--- START Dataset records ---
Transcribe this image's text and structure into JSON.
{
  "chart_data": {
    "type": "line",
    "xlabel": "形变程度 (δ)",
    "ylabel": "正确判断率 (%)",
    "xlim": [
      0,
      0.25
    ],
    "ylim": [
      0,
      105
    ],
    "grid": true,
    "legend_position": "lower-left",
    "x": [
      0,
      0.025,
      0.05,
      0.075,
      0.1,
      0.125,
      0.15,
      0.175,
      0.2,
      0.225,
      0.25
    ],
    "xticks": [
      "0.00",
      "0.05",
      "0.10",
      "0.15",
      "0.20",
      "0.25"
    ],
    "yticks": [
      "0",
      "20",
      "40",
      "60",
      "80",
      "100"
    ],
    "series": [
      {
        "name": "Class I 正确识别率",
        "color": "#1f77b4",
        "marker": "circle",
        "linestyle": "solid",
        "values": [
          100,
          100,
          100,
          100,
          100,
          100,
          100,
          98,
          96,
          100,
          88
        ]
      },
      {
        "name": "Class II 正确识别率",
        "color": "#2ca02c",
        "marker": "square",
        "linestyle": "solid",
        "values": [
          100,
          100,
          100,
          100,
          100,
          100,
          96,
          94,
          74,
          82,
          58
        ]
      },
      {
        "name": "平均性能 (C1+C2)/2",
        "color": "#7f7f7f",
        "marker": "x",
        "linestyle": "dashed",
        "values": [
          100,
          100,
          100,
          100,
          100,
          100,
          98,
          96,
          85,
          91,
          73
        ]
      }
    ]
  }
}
--- END Dataset records ---
--- START Dataset records ---
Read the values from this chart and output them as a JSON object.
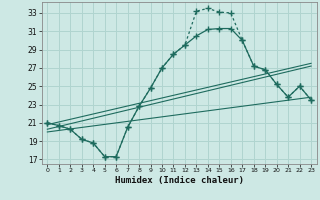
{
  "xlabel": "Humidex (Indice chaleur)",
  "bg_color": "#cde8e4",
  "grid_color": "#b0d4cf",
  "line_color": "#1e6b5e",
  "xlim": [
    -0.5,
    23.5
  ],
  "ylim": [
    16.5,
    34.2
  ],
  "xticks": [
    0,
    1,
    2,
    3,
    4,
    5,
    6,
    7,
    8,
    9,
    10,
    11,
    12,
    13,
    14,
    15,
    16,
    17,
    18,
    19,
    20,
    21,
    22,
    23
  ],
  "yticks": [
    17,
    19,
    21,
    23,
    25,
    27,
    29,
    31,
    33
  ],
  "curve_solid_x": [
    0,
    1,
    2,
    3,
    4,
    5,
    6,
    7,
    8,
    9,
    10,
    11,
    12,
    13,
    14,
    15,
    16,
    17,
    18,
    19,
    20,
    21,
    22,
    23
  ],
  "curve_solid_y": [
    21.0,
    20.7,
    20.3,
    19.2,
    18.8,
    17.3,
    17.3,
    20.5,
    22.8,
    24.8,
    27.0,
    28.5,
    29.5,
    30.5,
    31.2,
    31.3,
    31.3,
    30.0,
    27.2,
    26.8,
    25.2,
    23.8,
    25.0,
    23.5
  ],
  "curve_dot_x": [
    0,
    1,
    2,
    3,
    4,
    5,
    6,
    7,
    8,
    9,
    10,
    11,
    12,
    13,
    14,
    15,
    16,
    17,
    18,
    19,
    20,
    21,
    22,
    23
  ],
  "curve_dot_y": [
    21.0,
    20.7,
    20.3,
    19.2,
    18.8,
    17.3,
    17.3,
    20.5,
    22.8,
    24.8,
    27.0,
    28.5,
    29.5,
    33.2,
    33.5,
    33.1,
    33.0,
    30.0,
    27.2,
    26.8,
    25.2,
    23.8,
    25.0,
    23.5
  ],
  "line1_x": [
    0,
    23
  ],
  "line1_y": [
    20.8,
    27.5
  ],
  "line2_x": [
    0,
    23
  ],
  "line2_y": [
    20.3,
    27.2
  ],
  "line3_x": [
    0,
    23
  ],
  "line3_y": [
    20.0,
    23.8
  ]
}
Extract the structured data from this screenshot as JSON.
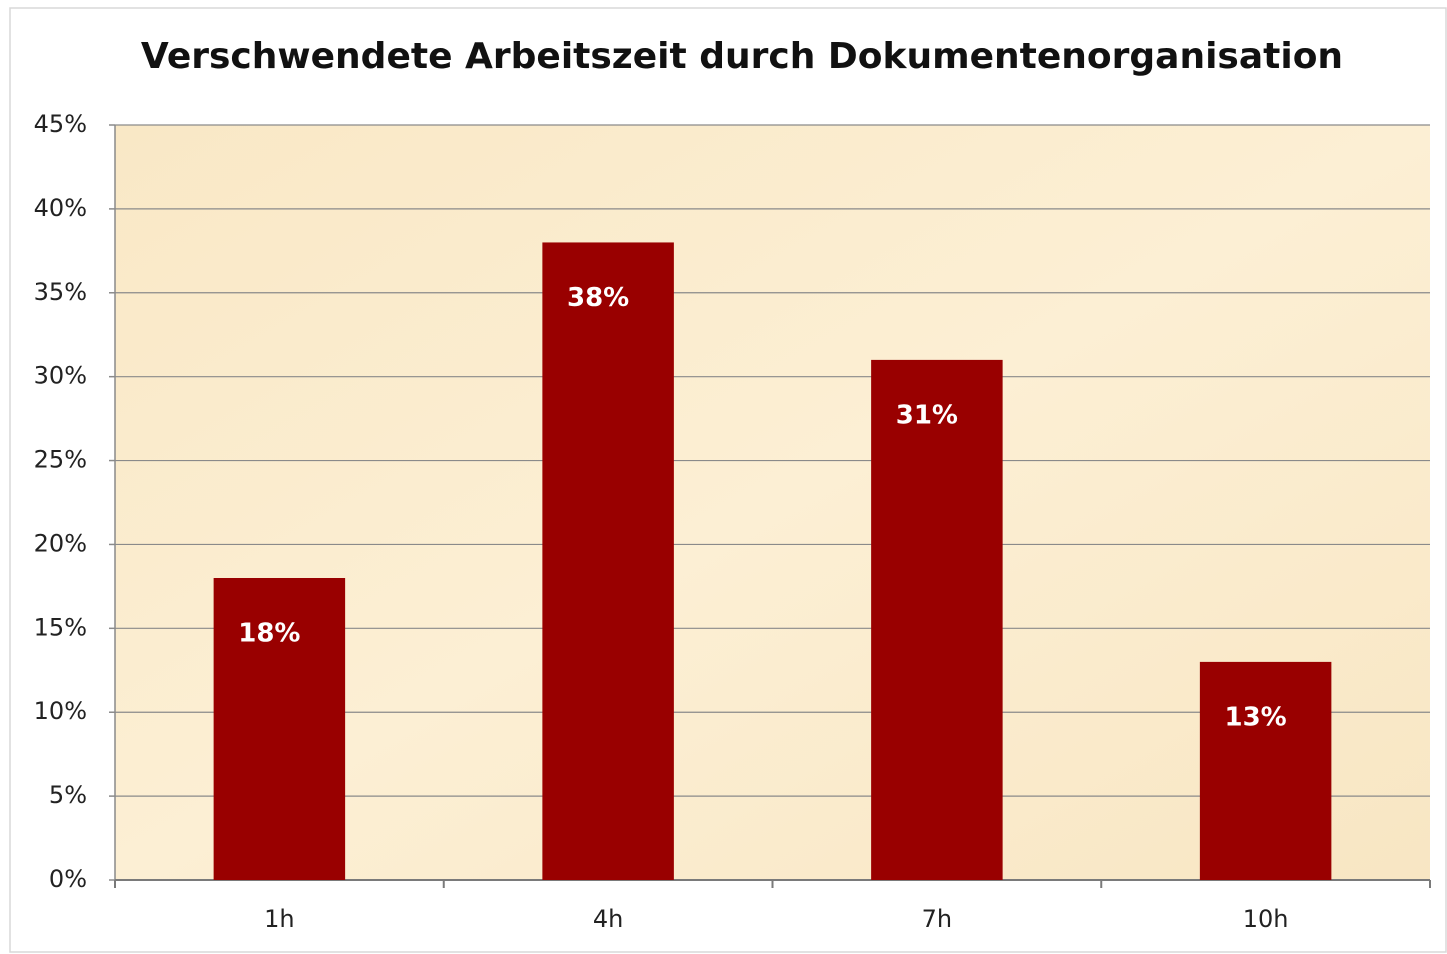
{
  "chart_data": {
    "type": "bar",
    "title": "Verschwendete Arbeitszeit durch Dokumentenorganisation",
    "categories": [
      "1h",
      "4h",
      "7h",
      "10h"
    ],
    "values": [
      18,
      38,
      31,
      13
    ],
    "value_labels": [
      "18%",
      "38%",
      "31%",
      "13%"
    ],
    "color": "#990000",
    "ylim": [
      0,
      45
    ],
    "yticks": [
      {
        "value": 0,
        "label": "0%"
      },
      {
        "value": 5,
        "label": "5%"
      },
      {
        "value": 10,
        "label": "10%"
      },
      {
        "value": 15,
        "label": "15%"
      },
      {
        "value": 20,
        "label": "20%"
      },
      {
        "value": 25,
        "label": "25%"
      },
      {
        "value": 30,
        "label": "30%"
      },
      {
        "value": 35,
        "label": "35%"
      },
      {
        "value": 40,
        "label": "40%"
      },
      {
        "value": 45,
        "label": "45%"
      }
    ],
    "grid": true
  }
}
--- END Dataset records ---
--- START Dataset records ---
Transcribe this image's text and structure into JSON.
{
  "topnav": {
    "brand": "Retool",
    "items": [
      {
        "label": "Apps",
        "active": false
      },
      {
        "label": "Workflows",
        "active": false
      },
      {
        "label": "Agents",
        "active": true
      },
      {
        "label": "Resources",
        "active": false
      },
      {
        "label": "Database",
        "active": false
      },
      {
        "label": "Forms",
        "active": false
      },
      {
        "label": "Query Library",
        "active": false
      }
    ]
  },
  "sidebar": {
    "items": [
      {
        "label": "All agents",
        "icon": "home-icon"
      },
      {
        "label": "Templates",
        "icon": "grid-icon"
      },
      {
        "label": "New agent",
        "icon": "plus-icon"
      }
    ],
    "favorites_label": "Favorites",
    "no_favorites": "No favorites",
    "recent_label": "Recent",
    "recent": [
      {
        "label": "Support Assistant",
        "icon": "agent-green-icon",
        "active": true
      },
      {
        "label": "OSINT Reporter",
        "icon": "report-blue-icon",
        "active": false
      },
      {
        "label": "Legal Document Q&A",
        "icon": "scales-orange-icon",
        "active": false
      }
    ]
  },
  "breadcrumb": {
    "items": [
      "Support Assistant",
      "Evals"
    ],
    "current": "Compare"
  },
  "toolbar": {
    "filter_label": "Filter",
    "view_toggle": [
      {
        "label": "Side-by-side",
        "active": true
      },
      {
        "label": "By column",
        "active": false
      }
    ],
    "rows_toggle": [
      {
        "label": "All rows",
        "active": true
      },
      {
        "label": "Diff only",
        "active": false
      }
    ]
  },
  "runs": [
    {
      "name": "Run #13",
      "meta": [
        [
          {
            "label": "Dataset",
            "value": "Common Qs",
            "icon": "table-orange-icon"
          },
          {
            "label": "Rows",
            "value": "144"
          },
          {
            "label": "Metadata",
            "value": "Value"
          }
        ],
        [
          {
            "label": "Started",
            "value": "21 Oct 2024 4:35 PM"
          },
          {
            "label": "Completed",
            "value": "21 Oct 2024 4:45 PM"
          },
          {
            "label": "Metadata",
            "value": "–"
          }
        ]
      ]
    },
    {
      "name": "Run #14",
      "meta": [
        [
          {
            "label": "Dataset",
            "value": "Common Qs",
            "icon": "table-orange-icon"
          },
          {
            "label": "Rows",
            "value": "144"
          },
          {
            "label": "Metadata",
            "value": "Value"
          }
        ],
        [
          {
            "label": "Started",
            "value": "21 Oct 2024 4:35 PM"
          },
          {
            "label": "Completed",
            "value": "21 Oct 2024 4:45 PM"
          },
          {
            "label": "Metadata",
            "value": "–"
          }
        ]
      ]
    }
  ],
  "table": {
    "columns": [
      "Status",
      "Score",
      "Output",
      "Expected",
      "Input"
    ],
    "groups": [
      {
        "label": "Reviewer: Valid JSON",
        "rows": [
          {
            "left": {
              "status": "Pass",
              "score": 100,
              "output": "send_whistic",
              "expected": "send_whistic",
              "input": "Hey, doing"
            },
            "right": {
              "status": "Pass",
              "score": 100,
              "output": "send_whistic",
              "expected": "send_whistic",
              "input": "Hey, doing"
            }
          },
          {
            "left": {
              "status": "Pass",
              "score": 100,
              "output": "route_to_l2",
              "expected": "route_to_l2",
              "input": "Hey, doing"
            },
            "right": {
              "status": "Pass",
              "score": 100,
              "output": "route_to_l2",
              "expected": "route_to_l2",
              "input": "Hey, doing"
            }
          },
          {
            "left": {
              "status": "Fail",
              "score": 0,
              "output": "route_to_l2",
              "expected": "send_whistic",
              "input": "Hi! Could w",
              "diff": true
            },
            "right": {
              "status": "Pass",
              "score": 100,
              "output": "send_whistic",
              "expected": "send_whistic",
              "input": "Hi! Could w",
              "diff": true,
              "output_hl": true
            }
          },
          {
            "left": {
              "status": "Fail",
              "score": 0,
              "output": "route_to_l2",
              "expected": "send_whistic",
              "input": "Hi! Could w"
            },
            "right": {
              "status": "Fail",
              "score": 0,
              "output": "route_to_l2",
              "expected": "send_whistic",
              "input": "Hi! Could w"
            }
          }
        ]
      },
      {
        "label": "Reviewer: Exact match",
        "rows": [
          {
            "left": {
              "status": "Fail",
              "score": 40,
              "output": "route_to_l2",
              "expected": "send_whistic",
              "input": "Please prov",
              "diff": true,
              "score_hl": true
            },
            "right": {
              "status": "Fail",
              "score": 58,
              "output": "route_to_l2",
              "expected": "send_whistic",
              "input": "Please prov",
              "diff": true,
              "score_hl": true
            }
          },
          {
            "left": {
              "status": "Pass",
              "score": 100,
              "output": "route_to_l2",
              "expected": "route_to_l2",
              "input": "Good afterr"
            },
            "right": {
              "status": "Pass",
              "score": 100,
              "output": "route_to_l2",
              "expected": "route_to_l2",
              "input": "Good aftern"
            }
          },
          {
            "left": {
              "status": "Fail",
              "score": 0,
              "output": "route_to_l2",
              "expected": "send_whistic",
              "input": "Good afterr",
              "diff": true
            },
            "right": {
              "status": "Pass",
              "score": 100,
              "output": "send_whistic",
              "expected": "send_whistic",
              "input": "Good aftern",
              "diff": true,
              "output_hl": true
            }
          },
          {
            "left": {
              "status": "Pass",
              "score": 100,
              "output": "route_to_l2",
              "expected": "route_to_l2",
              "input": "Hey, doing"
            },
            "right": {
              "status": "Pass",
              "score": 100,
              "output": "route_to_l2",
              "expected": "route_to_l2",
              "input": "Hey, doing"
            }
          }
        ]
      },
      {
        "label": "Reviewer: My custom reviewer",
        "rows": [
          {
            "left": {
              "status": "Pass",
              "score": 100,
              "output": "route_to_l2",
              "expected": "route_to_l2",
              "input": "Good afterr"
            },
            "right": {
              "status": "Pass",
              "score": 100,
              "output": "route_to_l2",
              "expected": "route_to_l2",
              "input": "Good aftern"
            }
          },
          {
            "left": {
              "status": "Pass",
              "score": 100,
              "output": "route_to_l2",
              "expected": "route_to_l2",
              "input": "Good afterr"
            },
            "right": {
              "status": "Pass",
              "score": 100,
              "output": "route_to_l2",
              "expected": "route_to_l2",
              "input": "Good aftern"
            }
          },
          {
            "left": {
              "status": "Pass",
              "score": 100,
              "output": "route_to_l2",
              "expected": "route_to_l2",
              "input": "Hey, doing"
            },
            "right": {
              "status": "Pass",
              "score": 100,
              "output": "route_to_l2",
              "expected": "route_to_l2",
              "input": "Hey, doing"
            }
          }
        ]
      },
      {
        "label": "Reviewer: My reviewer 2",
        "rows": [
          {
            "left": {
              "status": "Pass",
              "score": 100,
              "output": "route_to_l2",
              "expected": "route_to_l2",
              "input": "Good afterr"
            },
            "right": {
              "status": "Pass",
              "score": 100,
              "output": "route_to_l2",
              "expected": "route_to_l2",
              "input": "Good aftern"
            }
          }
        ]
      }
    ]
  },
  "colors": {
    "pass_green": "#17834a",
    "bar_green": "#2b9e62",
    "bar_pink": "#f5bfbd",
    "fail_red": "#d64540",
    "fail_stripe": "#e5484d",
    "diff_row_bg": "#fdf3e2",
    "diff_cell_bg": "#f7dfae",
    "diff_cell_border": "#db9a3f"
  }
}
--- END Dataset records ---
Goal:
Search the data for the word "this" and copy each line where it appears.

Solution:
Transcribe this image's text and structure into JSON.
Read the values from this chart and output them as a JSON object.
Extract the structured data from this screenshot as JSON.
Transcribe this image's text and structure into JSON.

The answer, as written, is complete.